EXERCISE DETAILS:
Identify all lines in the data containing the string "elaborar". Copy them out.

Extracted records
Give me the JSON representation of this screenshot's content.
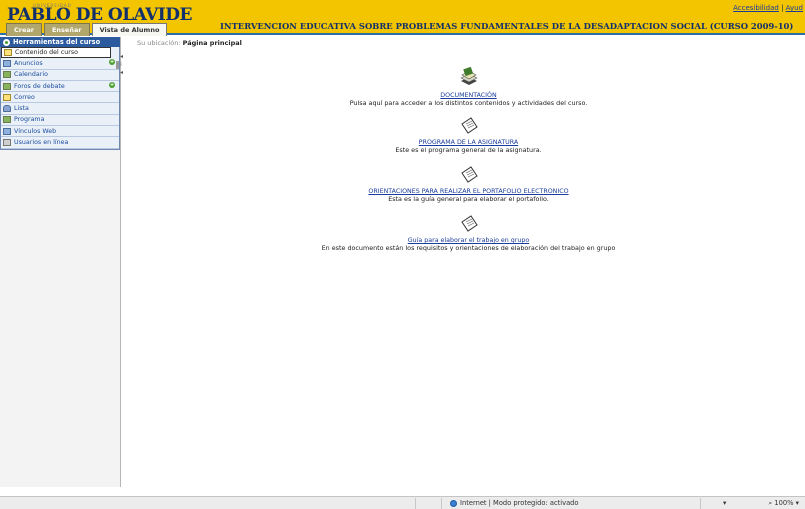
{
  "header": {
    "logo_small": "UNIVERSIDAD",
    "logo_text": "PABLO DE OLAVIDE",
    "accessibility": "Accesibilidad",
    "separator": "|",
    "help": "Ayud",
    "course_title": "INTERVENCION EDUCATIVA SOBRE PROBLEMAS FUNDAMENTALES DE LA DESADAPTACION SOCIAL (CURSO 2009-10)",
    "tabs": [
      {
        "label": "Crear",
        "active": false
      },
      {
        "label": "Enseñar",
        "active": false
      },
      {
        "label": "Vista de Alumno",
        "active": true
      }
    ]
  },
  "sidebar": {
    "heading": "Herramientas del curso",
    "items": [
      {
        "label": "Contenido del curso",
        "icon": "folder-icon",
        "selected": true
      },
      {
        "label": "Anuncios",
        "icon": "announcements-icon",
        "plus": true
      },
      {
        "label": "Calendario",
        "icon": "calendar-icon"
      },
      {
        "label": "Foros de debate",
        "icon": "forum-icon",
        "plus": true
      },
      {
        "label": "Correo",
        "icon": "mail-icon"
      },
      {
        "label": "Lista",
        "icon": "people-icon"
      },
      {
        "label": "Programa",
        "icon": "program-icon"
      },
      {
        "label": "Vínculos Web",
        "icon": "web-links-icon"
      },
      {
        "label": "Usuarios en línea",
        "icon": "online-users-icon"
      }
    ]
  },
  "content": {
    "breadcrumb_prefix": "Su ubicación:",
    "breadcrumb_current": "Página principal",
    "items": [
      {
        "link": "DOCUMENTACIÓN",
        "desc": "Pulsa aquí para acceder a los distintos contenidos y actividades del curso.",
        "icon": "documents-stack-icon"
      },
      {
        "link": "PROGRAMA DE LA ASIGNATURA",
        "desc": "Este es el programa general de la asignatura.",
        "icon": "document-icon"
      },
      {
        "link": "ORIENTACIONES PARA REALIZAR EL PORTAFOLIO ELECTRONICO",
        "desc": "Esta es la guía general para elaborar el portafolio.",
        "icon": "document-icon"
      },
      {
        "link": "Guía para elaborar el trabajo en grupo",
        "desc": "En este documento están los requisitos y orientaciones de elaboración del trabajo en grupo",
        "icon": "document-icon"
      }
    ]
  },
  "statusbar": {
    "zone": "Internet | Modo protegido: activado",
    "zoom": "100%"
  }
}
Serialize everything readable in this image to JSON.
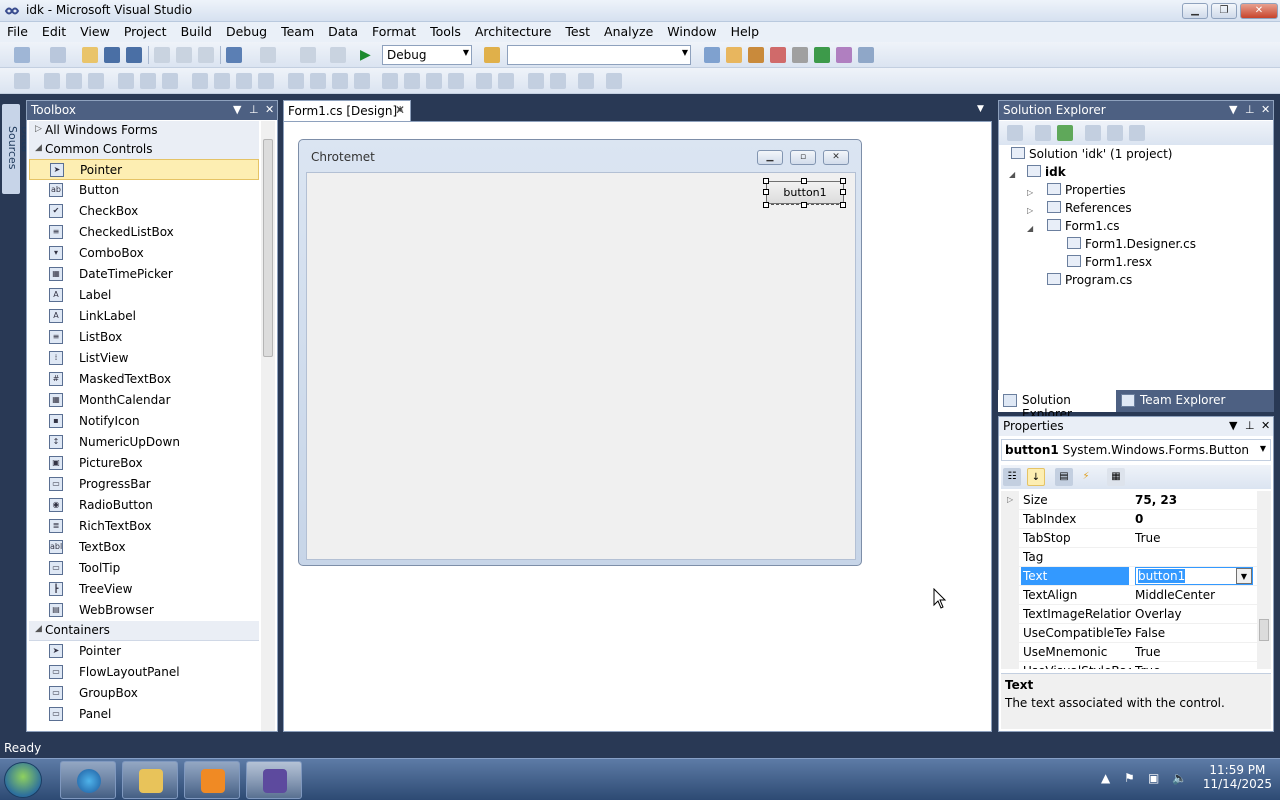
{
  "window": {
    "title": "idk - Microsoft Visual Studio",
    "controls": [
      "▁",
      "❐",
      "✕"
    ]
  },
  "menu": [
    "File",
    "Edit",
    "View",
    "Project",
    "Build",
    "Debug",
    "Team",
    "Data",
    "Format",
    "Tools",
    "Architecture",
    "Test",
    "Analyze",
    "Window",
    "Help"
  ],
  "toolbar": {
    "config": "Debug",
    "platform": ""
  },
  "rail": {
    "data_sources": "Data Sources"
  },
  "toolbox": {
    "title": "Toolbox",
    "groups": [
      {
        "label": "All Windows Forms",
        "expanded": false
      },
      {
        "label": "Common Controls",
        "expanded": true
      },
      {
        "label": "Containers",
        "expanded": true
      }
    ],
    "common_items": [
      {
        "label": "Pointer",
        "icon": "pointer-icon",
        "glyph": "➤",
        "selected": true
      },
      {
        "label": "Button",
        "icon": "button-icon",
        "glyph": "ab"
      },
      {
        "label": "CheckBox",
        "icon": "checkbox-icon",
        "glyph": "✔"
      },
      {
        "label": "CheckedListBox",
        "icon": "checkedlistbox-icon",
        "glyph": "≡"
      },
      {
        "label": "ComboBox",
        "icon": "combobox-icon",
        "glyph": "▾"
      },
      {
        "label": "DateTimePicker",
        "icon": "datetimepicker-icon",
        "glyph": "▦"
      },
      {
        "label": "Label",
        "icon": "label-icon",
        "glyph": "A"
      },
      {
        "label": "LinkLabel",
        "icon": "linklabel-icon",
        "glyph": "A"
      },
      {
        "label": "ListBox",
        "icon": "listbox-icon",
        "glyph": "≡"
      },
      {
        "label": "ListView",
        "icon": "listview-icon",
        "glyph": "⁞"
      },
      {
        "label": "MaskedTextBox",
        "icon": "maskedtextbox-icon",
        "glyph": "#"
      },
      {
        "label": "MonthCalendar",
        "icon": "monthcalendar-icon",
        "glyph": "▦"
      },
      {
        "label": "NotifyIcon",
        "icon": "notifyicon-icon",
        "glyph": "▪"
      },
      {
        "label": "NumericUpDown",
        "icon": "numericupdown-icon",
        "glyph": "↕"
      },
      {
        "label": "PictureBox",
        "icon": "picturebox-icon",
        "glyph": "▣"
      },
      {
        "label": "ProgressBar",
        "icon": "progressbar-icon",
        "glyph": "▭"
      },
      {
        "label": "RadioButton",
        "icon": "radiobutton-icon",
        "glyph": "◉"
      },
      {
        "label": "RichTextBox",
        "icon": "richtextbox-icon",
        "glyph": "≣"
      },
      {
        "label": "TextBox",
        "icon": "textbox-icon",
        "glyph": "abl"
      },
      {
        "label": "ToolTip",
        "icon": "tooltip-icon",
        "glyph": "▭"
      },
      {
        "label": "TreeView",
        "icon": "treeview-icon",
        "glyph": "┣"
      },
      {
        "label": "WebBrowser",
        "icon": "webbrowser-icon",
        "glyph": "▤"
      }
    ],
    "container_items": [
      {
        "label": "Pointer",
        "icon": "pointer-icon",
        "glyph": "➤"
      },
      {
        "label": "FlowLayoutPanel",
        "icon": "flowlayoutpanel-icon",
        "glyph": "▭"
      },
      {
        "label": "GroupBox",
        "icon": "groupbox-icon",
        "glyph": "▭"
      },
      {
        "label": "Panel",
        "icon": "panel-icon",
        "glyph": "▭"
      }
    ]
  },
  "document": {
    "tab": "Form1.cs [Design]*",
    "form_title": "Chrotemet",
    "button_text": "button1"
  },
  "solution_explorer": {
    "title": "Solution Explorer",
    "items": [
      {
        "label": "Solution 'idk' (1 project)"
      },
      {
        "label": "idk",
        "bold": true
      },
      {
        "label": "Properties"
      },
      {
        "label": "References"
      },
      {
        "label": "Form1.cs"
      },
      {
        "label": "Form1.Designer.cs"
      },
      {
        "label": "Form1.resx"
      },
      {
        "label": "Program.cs"
      }
    ],
    "tabs": [
      "Solution Explorer",
      "Team Explorer"
    ]
  },
  "properties": {
    "title": "Properties",
    "object_name": "button1",
    "object_type": "System.Windows.Forms.Button",
    "rows": [
      {
        "name": "Size",
        "value": "75, 23",
        "bold": true,
        "expandable": true
      },
      {
        "name": "TabIndex",
        "value": "0",
        "bold": true
      },
      {
        "name": "TabStop",
        "value": "True"
      },
      {
        "name": "Tag",
        "value": ""
      },
      {
        "name": "Text",
        "value": "button1",
        "selected": true
      },
      {
        "name": "TextAlign",
        "value": "MiddleCenter"
      },
      {
        "name": "TextImageRelation",
        "value": "Overlay"
      },
      {
        "name": "UseCompatibleTextRendering",
        "value": "False"
      },
      {
        "name": "UseMnemonic",
        "value": "True"
      },
      {
        "name": "UseVisualStyleBackColor",
        "value": "True"
      }
    ],
    "desc_title": "Text",
    "desc_text": "The text associated with the control."
  },
  "status": {
    "text": "Ready"
  },
  "taskbar": {
    "time": "11:59 PM",
    "date": "11/14/2025",
    "apps": [
      "browser",
      "explorer",
      "media-player",
      "visual-studio"
    ]
  }
}
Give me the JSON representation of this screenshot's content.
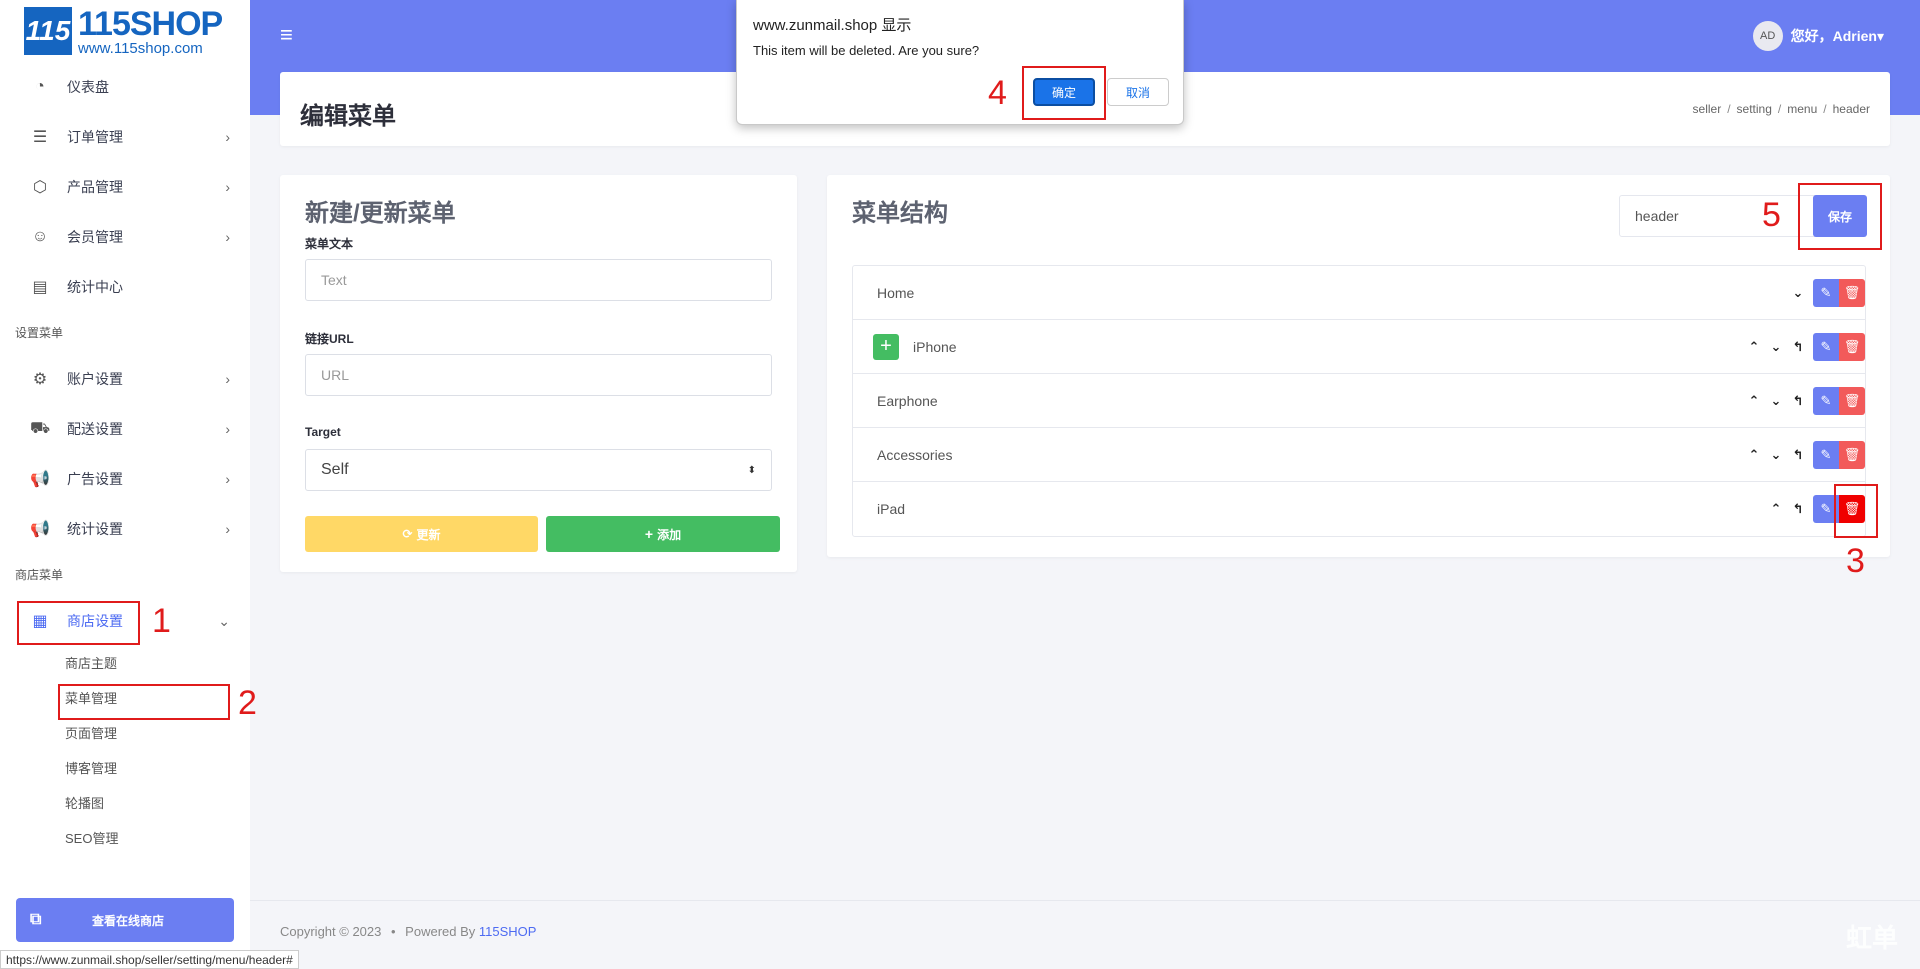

SOLVED EXERCISE:
        "desc": "Esta es la guía general para elaborar el portafolio.",
        "link": "Guía para elaborar el trabajo en grupo",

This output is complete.